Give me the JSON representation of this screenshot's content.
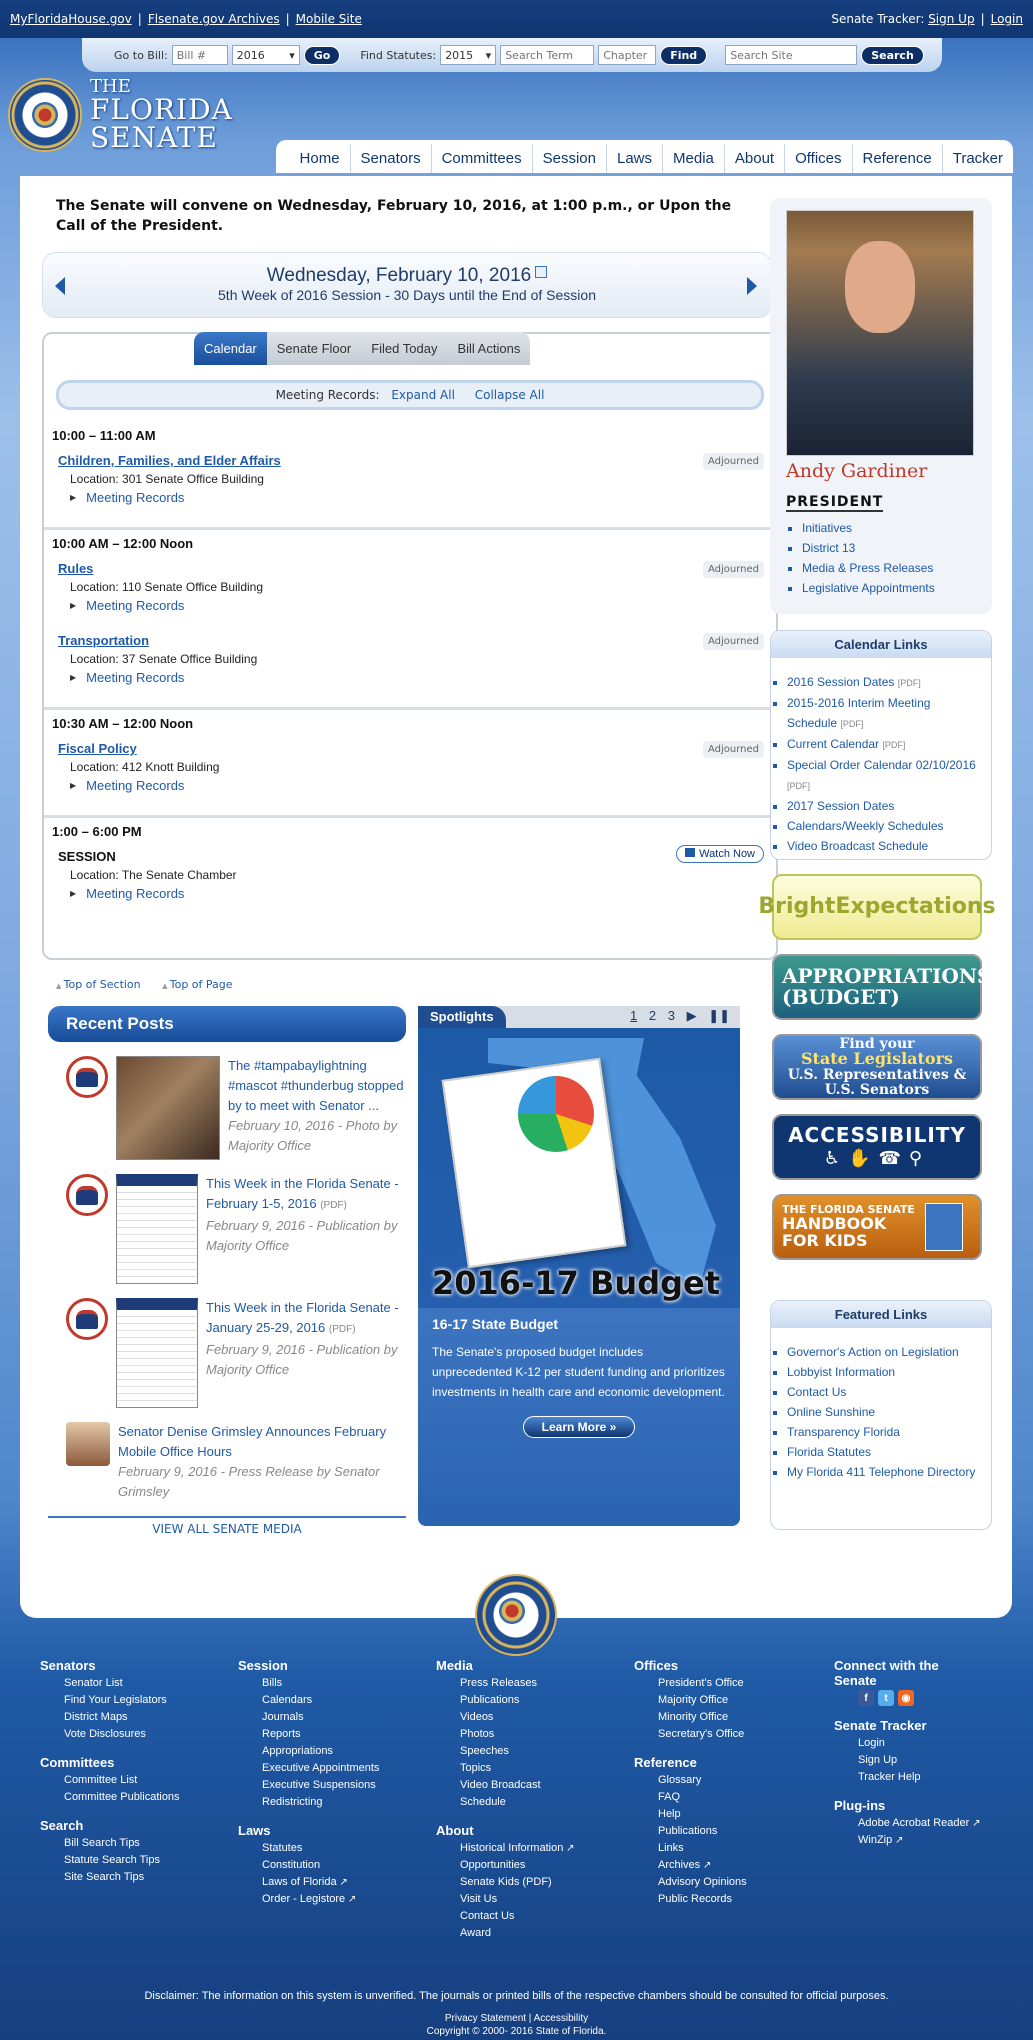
{
  "topbar": {
    "links": [
      "MyFloridaHouse.gov",
      "Flsenate.gov Archives",
      "Mobile Site"
    ],
    "tracker_label": "Senate Tracker:",
    "signup": "Sign Up",
    "login": "Login"
  },
  "searchbar": {
    "goto_label": "Go to Bill:",
    "bill_placeholder": "Bill #",
    "bill_year": "2016",
    "go": "Go",
    "statutes_label": "Find Statutes:",
    "statute_year": "2015",
    "term_placeholder": "Search Term",
    "chapter_placeholder": "Chapter",
    "find": "Find",
    "site_placeholder": "Search Site",
    "search": "Search"
  },
  "logo": {
    "the": "THE",
    "line1": "FLORIDA",
    "line2": "SENATE"
  },
  "nav": [
    "Home",
    "Senators",
    "Committees",
    "Session",
    "Laws",
    "Media",
    "About",
    "Offices",
    "Reference",
    "Tracker"
  ],
  "announcement": "The Senate will convene on Wednesday, February 10, 2016, at 1:00 p.m., or Upon the Call of the President.",
  "date": {
    "main": "Wednesday, February 10, 2016",
    "sub": "5th Week of 2016 Session - 30 Days until the End of Session"
  },
  "tabs": [
    "Calendar",
    "Senate Floor",
    "Filed Today",
    "Bill Actions"
  ],
  "meeting_records": {
    "label": "Meeting Records:",
    "expand": "Expand All",
    "collapse": "Collapse All"
  },
  "schedule": [
    {
      "time": "10:00 – 11:00 AM",
      "meetings": [
        {
          "name": "Children, Families, and Elder Affairs",
          "location": "Location: 301 Senate Office Building",
          "records": "Meeting Records",
          "status": "Adjourned"
        }
      ]
    },
    {
      "time": "10:00 AM – 12:00 Noon",
      "meetings": [
        {
          "name": "Rules",
          "location": "Location: 110 Senate Office Building",
          "records": "Meeting Records",
          "status": "Adjourned"
        },
        {
          "name": "Transportation",
          "location": "Location: 37 Senate Office Building",
          "records": "Meeting Records",
          "status": "Adjourned"
        }
      ]
    },
    {
      "time": "10:30 AM – 12:00 Noon",
      "meetings": [
        {
          "name": "Fiscal Policy",
          "location": "Location: 412 Knott Building",
          "records": "Meeting Records",
          "status": "Adjourned"
        }
      ]
    },
    {
      "time": "1:00 – 6:00 PM",
      "meetings": [
        {
          "name": "SESSION",
          "location": "Location: The Senate Chamber",
          "records": "Meeting Records",
          "status": "Watch Now"
        }
      ]
    }
  ],
  "page_links": {
    "top_section": "Top of Section",
    "top_page": "Top of Page"
  },
  "recent_posts": {
    "heading": "Recent Posts",
    "posts": [
      {
        "title": "The #tampabaylightning #mascot #thunderbug stopped by to meet with Senator ...",
        "meta": "February 10, 2016 - Photo by Majority Office",
        "pdf": ""
      },
      {
        "title": "This Week in the Florida Senate - February 1-5, 2016",
        "meta": "February 9, 2016 - Publication by Majority Office",
        "pdf": "(PDF)"
      },
      {
        "title": "This Week in the Florida Senate - January 25-29, 2016",
        "meta": "February 9, 2016 - Publication by Majority Office",
        "pdf": "(PDF)"
      },
      {
        "title": "Senator Denise Grimsley Announces February Mobile Office Hours",
        "meta": "February 9, 2016 - Press Release by Senator Grimsley",
        "pdf": ""
      }
    ],
    "view_all": "VIEW ALL SENATE MEDIA"
  },
  "spotlights": {
    "heading": "Spotlights",
    "pages": [
      "1",
      "2",
      "3",
      "▶",
      "❚❚"
    ],
    "image_text": "2016-17 Budget",
    "title": "16-17 State Budget",
    "body": "The Senate's proposed budget includes unprecedented K-12 per student funding and prioritizes investments in health care and economic development.",
    "button": "Learn More »"
  },
  "president": {
    "name": "Andy Gardiner",
    "title": "PRESIDENT",
    "links": [
      "Initiatives",
      "District 13",
      "Media & Press Releases",
      "Legislative Appointments"
    ]
  },
  "calendar_links": {
    "heading": "Calendar Links",
    "items": [
      {
        "label": "2016 Session Dates",
        "pdf": "[PDF]"
      },
      {
        "label": "2015-2016 Interim Meeting Schedule",
        "pdf": "[PDF]"
      },
      {
        "label": "Current Calendar",
        "pdf": "[PDF]"
      },
      {
        "label": "Special Order Calendar 02/10/2016",
        "pdf": "[PDF]"
      },
      {
        "label": "2017 Session Dates",
        "pdf": ""
      },
      {
        "label": "Calendars/Weekly Schedules",
        "pdf": ""
      },
      {
        "label": "Video Broadcast Schedule",
        "pdf": ""
      }
    ]
  },
  "banners": {
    "bright": "BrightExpectations",
    "approp_1": "APPROPRIATIONS",
    "approp_2": "(BUDGET)",
    "legis_1": "Find your",
    "legis_2": "State Legislators",
    "legis_3": "U.S. Representatives &",
    "legis_4": "U.S. Senators",
    "access": "ACCESSIBILITY",
    "handbook_1": "THE FLORIDA SENATE",
    "handbook_2": "HANDBOOK",
    "handbook_3": "FOR KIDS"
  },
  "featured_links": {
    "heading": "Featured Links",
    "items": [
      "Governor's Action on Legislation",
      "Lobbyist Information",
      "Contact Us",
      "Online Sunshine",
      "Transparency Florida",
      "Florida Statutes",
      "My Florida 411 Telephone Directory"
    ]
  },
  "footer": {
    "senators": {
      "heading": "Senators",
      "items": [
        "Senator List",
        "Find Your Legislators",
        "District Maps",
        "Vote Disclosures"
      ]
    },
    "committees": {
      "heading": "Committees",
      "items": [
        "Committee List",
        "Committee Publications"
      ]
    },
    "search": {
      "heading": "Search",
      "items": [
        "Bill Search Tips",
        "Statute Search Tips",
        "Site Search Tips"
      ]
    },
    "session": {
      "heading": "Session",
      "items": [
        "Bills",
        "Calendars",
        "Journals",
        "Reports",
        "Appropriations",
        "Executive Appointments",
        "Executive Suspensions",
        "Redistricting"
      ]
    },
    "laws": {
      "heading": "Laws",
      "items": [
        "Statutes",
        "Constitution",
        "Laws of Florida",
        "Order - Legistore"
      ]
    },
    "media": {
      "heading": "Media",
      "items": [
        "Press Releases",
        "Publications",
        "Videos",
        "Photos",
        "Speeches",
        "Topics",
        "Video Broadcast",
        "Schedule"
      ]
    },
    "about": {
      "heading": "About",
      "items": [
        "Historical Information",
        "Opportunities",
        "Senate Kids (PDF)",
        "Visit Us",
        "Contact Us",
        "Award"
      ]
    },
    "offices": {
      "heading": "Offices",
      "items": [
        "President's Office",
        "Majority Office",
        "Minority Office",
        "Secretary's Office"
      ]
    },
    "reference": {
      "heading": "Reference",
      "items": [
        "Glossary",
        "FAQ",
        "Help",
        "Publications",
        "Links",
        "Archives",
        "Advisory Opinions",
        "Public Records"
      ]
    },
    "connect": {
      "heading": "Connect with the Senate"
    },
    "tracker": {
      "heading": "Senate Tracker",
      "items": [
        "Login",
        "Sign Up",
        "Tracker Help"
      ]
    },
    "plugins": {
      "heading": "Plug-ins",
      "items": [
        "Adobe Acrobat Reader",
        "WinZip"
      ]
    },
    "disclaimer": "Disclaimer: The information on this system is unverified. The journals or printed bills of the respective chambers should be consulted for official purposes.",
    "privacy": "Privacy Statement | Accessibility",
    "copyright": "Copyright © 2000- 2016  State of Florida."
  }
}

- - - - -

## WRITTEN REQUEST
List every line in the records above that contains the word "Calendars".

## EXERCISE RESPONSE
        "label": "Calendars/Weekly Schedules",
        "Calendars",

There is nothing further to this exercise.